Task to carry out - List each line of the data that holds the word "年寒假放假通知暨致家长的一封信".

Task data -
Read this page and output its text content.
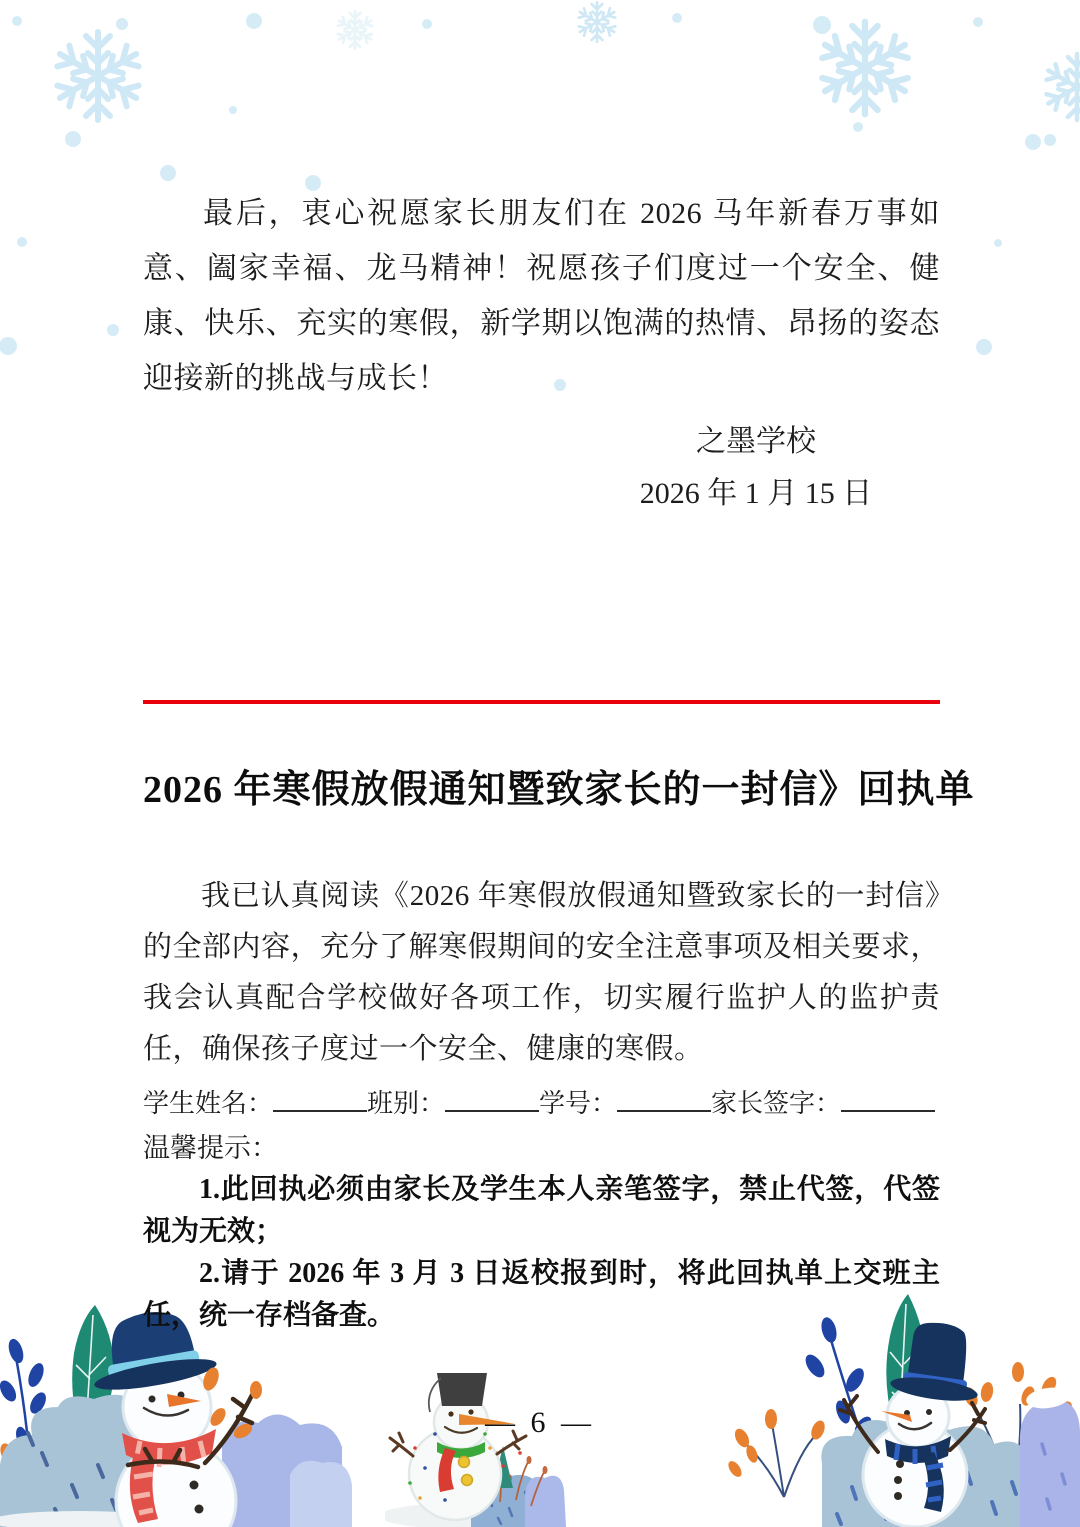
最后，衷心祝愿家长朋友们在 2026 马年新春万事如意、阖家幸福、龙马精神！祝愿孩子们度过一个安全、健康、快乐、充实的寒假，新学期以饱满的热情、昂扬的姿态迎接新的挑战与成长！

之墨学校
2026 年 1 月 15 日
2026 年寒假放假通知暨致家长的一封信》回执单

我已认真阅读《2026 年寒假放假通知暨致家长的一封信》的全部内容，充分了解寒假期间的安全注意事项及相关要求，我会认真配合学校做好各项工作，切实履行监护人的监护责任，确保孩子度过一个安全、健康的寒假。

学生姓名：	班别：	学号：	家长签字：
温馨提示：

1.此回执必须由家长及学生本人亲笔签字，禁止代签，代签视为无效；

2.请于 2026 年 3 月 3 日返校报到时，将此回执单上交班主任，统一存档备查。

— 6 —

Result for this task -
2026 年寒假放假通知暨致家长的一封信》回执单
我已认真阅读《2026 年寒假放假通知暨致家长的一封信》的全部内容，充分了解寒假期间的安全注意事项及相关要求，我会认真配合学校做好各项工作，切实履行监护人的监护责任，确保孩子度过一个安全、健康的寒假。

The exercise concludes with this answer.